**Reading text**
^^^^^^^^

Today felt like a relaxing tropical island holiday compared to yesterday. Alex (who is firmly in charge of the time keeping) allowed me to sleep until 5:15. What?! That’s a picnic.
The other bonus was that there was no car involved. We simply walked off the veranda of this amazing lodge and into the forest.
The property of the lodge has a mixture of open forest clearings, tropical and bamboo forest. There are also a few oxbow lake-type things, which is where the hoatzin hang out.
The hoatzin is considered to be the world’s most prehistoric living bird. It is the closest link between birds and reptiles. The young birds hatch with small claws at the end of their “hands” which is about halfway between their shoulder and the end of their wings. Gosh, that is the most awful anatomical description of a bird ever written. The young hoatzin use their claws to clamber on branches and stay off the ground and away from predators. They’re yet another iconic world bird and these were the first I’d ever seen. They’re fortunately pretty common in the ox-bow lakes of the Amazon so we saw plenty of them.

^^^^^^^^

**Set task**
Reproduce word for word the stretch of the lodge and hoatzin account that opens with the words containing "Today felt like" and closes with "into the forest.".

**Provided material**

^^^^^^^^

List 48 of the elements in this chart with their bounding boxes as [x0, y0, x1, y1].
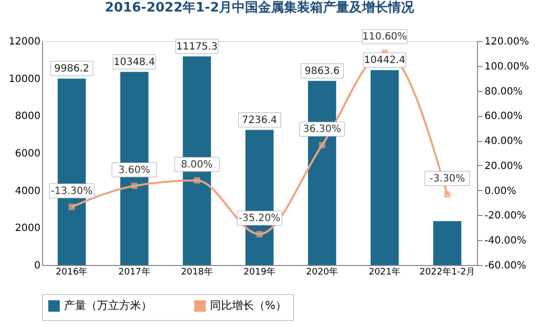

^^^^^^^^

**Exercise output**
Today felt like a relaxing tropical island holiday compared to yesterday. Alex (who is firmly in charge of the time keeping) allowed me to sleep until 5:15. What?! That’s a picnic.
The other bonus was that there was no car involved. We simply walked off the veranda of this amazing lodge and into the forest.